Problem details —
Could every entry be set down once more, exactly as given?

Data excerpts —
⟨

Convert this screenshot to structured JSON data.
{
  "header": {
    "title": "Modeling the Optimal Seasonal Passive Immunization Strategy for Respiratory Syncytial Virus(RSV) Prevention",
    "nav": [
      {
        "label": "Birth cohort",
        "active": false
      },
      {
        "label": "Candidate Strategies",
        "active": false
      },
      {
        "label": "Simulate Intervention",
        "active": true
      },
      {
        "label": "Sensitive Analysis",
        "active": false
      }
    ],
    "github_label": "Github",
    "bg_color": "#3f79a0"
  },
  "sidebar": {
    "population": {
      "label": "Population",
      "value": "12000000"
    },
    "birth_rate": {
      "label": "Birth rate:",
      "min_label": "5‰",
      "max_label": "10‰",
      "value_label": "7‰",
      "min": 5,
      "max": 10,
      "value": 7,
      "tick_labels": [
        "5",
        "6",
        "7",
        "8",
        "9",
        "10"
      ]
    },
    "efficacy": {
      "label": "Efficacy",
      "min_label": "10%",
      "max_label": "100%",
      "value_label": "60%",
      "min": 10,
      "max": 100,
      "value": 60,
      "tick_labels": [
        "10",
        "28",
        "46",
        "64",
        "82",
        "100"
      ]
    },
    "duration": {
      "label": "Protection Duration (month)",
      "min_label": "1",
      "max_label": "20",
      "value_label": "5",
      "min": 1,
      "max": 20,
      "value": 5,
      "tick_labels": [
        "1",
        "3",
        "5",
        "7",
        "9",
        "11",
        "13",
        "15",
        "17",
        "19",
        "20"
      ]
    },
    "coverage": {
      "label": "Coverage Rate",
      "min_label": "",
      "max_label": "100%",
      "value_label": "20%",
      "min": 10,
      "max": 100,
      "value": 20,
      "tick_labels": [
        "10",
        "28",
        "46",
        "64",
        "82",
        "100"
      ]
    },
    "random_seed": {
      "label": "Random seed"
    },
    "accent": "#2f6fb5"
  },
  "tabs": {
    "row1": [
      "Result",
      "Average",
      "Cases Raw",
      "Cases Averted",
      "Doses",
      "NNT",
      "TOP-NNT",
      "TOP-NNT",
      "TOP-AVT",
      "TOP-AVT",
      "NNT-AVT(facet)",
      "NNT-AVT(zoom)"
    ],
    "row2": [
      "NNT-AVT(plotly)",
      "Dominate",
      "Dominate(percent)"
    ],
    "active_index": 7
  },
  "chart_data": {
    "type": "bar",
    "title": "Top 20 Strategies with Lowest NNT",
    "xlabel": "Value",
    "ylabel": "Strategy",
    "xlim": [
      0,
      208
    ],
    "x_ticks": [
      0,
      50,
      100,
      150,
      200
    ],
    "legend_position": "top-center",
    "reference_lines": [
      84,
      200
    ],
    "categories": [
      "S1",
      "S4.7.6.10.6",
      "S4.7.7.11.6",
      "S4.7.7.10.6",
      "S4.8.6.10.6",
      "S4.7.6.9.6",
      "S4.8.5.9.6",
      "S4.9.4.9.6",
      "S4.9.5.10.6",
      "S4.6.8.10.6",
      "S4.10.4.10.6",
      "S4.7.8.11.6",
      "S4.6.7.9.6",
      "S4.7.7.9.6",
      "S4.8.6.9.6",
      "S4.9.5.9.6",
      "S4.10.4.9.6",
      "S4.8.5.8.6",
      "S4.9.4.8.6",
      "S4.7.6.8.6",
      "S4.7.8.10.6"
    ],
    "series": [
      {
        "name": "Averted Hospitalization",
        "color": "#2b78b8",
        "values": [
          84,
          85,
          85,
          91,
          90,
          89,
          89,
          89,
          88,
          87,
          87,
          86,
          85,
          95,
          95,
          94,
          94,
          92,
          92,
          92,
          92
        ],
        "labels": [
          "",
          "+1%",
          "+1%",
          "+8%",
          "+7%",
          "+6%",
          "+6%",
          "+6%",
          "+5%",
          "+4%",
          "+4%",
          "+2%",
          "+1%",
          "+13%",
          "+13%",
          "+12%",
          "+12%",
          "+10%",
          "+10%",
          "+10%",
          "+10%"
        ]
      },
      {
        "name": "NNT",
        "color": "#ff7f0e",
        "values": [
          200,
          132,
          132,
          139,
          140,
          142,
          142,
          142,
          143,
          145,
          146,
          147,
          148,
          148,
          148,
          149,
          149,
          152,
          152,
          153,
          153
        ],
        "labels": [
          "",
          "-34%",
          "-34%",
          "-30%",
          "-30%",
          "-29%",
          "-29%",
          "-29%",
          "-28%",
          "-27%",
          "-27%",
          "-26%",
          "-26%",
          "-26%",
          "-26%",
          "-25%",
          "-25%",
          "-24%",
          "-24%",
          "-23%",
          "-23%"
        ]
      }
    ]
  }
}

⟩

Solved problem —
Convert this screenshot to structured JSON data.
{
  "header": {
    "title": "Modeling the Optimal Seasonal Passive Immunization Strategy for Respiratory Syncytial Virus(RSV) Prevention",
    "nav": [
      {
        "label": "Birth cohort",
        "active": false
      },
      {
        "label": "Candidate Strategies",
        "active": false
      },
      {
        "label": "Simulate Intervention",
        "active": true
      },
      {
        "label": "Sensitive Analysis",
        "active": false
      }
    ],
    "github_label": "Github",
    "bg_color": "#3f79a0"
  },
  "sidebar": {
    "population": {
      "label": "Population",
      "value": "12000000"
    },
    "birth_rate": {
      "label": "Birth rate:",
      "min_label": "5‰",
      "max_label": "10‰",
      "value_label": "7‰",
      "min": 5,
      "max": 10,
      "value": 7,
      "tick_labels": [
        "5",
        "6",
        "7",
        "8",
        "9",
        "10"
      ]
    },
    "efficacy": {
      "label": "Efficacy",
      "min_label": "10%",
      "max_label": "100%",
      "value_label": "60%",
      "min": 10,
      "max": 100,
      "value": 60,
      "tick_labels": [
        "10",
        "28",
        "46",
        "64",
        "82",
        "100"
      ]
    },
    "duration": {
      "label": "Protection Duration (month)",
      "min_label": "1",
      "max_label": "20",
      "value_label": "5",
      "min": 1,
      "max": 20,
      "value": 5,
      "tick_labels": [
        "1",
        "3",
        "5",
        "7",
        "9",
        "11",
        "13",
        "15",
        "17",
        "19",
        "20"
      ]
    },
    "coverage": {
      "label": "Coverage Rate",
      "min_label": "",
      "max_label": "100%",
      "value_label": "20%",
      "min": 10,
      "max": 100,
      "value": 20,
      "tick_labels": [
        "10",
        "28",
        "46",
        "64",
        "82",
        "100"
      ]
    },
    "random_seed": {
      "label": "Random seed"
    },
    "accent": "#2f6fb5"
  },
  "tabs": {
    "row1": [
      "Result",
      "Average",
      "Cases Raw",
      "Cases Averted",
      "Doses",
      "NNT",
      "TOP-NNT",
      "TOP-NNT",
      "TOP-AVT",
      "TOP-AVT",
      "NNT-AVT(facet)",
      "NNT-AVT(zoom)"
    ],
    "row2": [
      "NNT-AVT(plotly)",
      "Dominate",
      "Dominate(percent)"
    ],
    "active_index": 7
  },
  "chart_data": {
    "type": "bar",
    "title": "Top 20 Strategies with Lowest NNT",
    "xlabel": "Value",
    "ylabel": "Strategy",
    "xlim": [
      0,
      208
    ],
    "x_ticks": [
      0,
      50,
      100,
      150,
      200
    ],
    "legend_position": "top-center",
    "reference_lines": [
      84,
      200
    ],
    "categories": [
      "S1",
      "S4.7.6.10.6",
      "S4.7.7.11.6",
      "S4.7.7.10.6",
      "S4.8.6.10.6",
      "S4.7.6.9.6",
      "S4.8.5.9.6",
      "S4.9.4.9.6",
      "S4.9.5.10.6",
      "S4.6.8.10.6",
      "S4.10.4.10.6",
      "S4.7.8.11.6",
      "S4.6.7.9.6",
      "S4.7.7.9.6",
      "S4.8.6.9.6",
      "S4.9.5.9.6",
      "S4.10.4.9.6",
      "S4.8.5.8.6",
      "S4.9.4.8.6",
      "S4.7.6.8.6",
      "S4.7.8.10.6"
    ],
    "series": [
      {
        "name": "Averted Hospitalization",
        "color": "#2b78b8",
        "values": [
          84,
          85,
          85,
          91,
          90,
          89,
          89,
          89,
          88,
          87,
          87,
          86,
          85,
          95,
          95,
          94,
          94,
          92,
          92,
          92,
          92
        ],
        "labels": [
          "",
          "+1%",
          "+1%",
          "+8%",
          "+7%",
          "+6%",
          "+6%",
          "+6%",
          "+5%",
          "+4%",
          "+4%",
          "+2%",
          "+1%",
          "+13%",
          "+13%",
          "+12%",
          "+12%",
          "+10%",
          "+10%",
          "+10%",
          "+10%"
        ]
      },
      {
        "name": "NNT",
        "color": "#ff7f0e",
        "values": [
          200,
          132,
          132,
          139,
          140,
          142,
          142,
          142,
          143,
          145,
          146,
          147,
          148,
          148,
          148,
          149,
          149,
          152,
          152,
          153,
          153
        ],
        "labels": [
          "",
          "-34%",
          "-34%",
          "-30%",
          "-30%",
          "-29%",
          "-29%",
          "-29%",
          "-28%",
          "-27%",
          "-27%",
          "-26%",
          "-26%",
          "-26%",
          "-26%",
          "-25%",
          "-25%",
          "-24%",
          "-24%",
          "-23%",
          "-23%"
        ]
      }
    ]
  }
}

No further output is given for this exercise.